>> Begin
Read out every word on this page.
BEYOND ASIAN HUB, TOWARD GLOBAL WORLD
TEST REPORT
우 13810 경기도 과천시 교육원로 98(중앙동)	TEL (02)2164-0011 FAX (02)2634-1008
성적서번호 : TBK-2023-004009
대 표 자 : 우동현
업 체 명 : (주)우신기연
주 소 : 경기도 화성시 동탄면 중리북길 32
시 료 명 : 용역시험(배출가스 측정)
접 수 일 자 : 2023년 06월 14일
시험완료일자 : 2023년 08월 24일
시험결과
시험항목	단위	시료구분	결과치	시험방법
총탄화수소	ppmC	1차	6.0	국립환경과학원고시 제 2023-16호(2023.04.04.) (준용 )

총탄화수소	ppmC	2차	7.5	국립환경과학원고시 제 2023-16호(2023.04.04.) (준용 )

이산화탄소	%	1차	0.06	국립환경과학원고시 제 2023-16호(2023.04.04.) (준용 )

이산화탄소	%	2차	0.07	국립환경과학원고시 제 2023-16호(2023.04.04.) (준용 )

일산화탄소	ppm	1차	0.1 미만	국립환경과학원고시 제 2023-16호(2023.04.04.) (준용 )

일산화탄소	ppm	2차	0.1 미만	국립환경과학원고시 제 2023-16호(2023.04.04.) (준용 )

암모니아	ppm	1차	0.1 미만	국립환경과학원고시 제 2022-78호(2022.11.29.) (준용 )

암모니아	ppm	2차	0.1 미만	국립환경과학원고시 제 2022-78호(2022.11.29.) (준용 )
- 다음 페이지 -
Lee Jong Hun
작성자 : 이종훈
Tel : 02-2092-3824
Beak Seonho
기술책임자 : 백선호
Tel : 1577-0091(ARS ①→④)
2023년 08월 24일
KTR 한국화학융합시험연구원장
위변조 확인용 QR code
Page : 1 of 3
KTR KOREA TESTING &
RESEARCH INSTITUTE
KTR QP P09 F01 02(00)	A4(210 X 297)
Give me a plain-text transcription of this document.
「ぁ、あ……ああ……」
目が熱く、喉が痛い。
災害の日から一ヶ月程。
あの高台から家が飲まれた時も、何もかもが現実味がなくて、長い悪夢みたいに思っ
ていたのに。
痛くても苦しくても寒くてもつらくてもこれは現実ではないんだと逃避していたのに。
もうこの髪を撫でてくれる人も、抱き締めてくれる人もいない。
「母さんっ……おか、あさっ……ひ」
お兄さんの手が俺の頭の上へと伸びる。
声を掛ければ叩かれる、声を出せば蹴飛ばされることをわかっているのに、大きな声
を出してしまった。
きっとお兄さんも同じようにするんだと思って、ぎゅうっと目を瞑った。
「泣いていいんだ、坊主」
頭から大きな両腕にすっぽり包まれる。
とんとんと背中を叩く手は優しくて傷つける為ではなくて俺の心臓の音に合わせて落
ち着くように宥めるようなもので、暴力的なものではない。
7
>> End
Direction — Go through the data above and find the lines with the word "총탄화수소". Copy each of those lines.

Result —
총탄화수소	ppmC	1차	6.0	국립환경과학원고시 제 2023-16호(2023.04.04.) (준용 )
총탄화수소	ppmC	2차	7.5	국립환경과학원고시 제 2023-16호(2023.04.04.) (준용 )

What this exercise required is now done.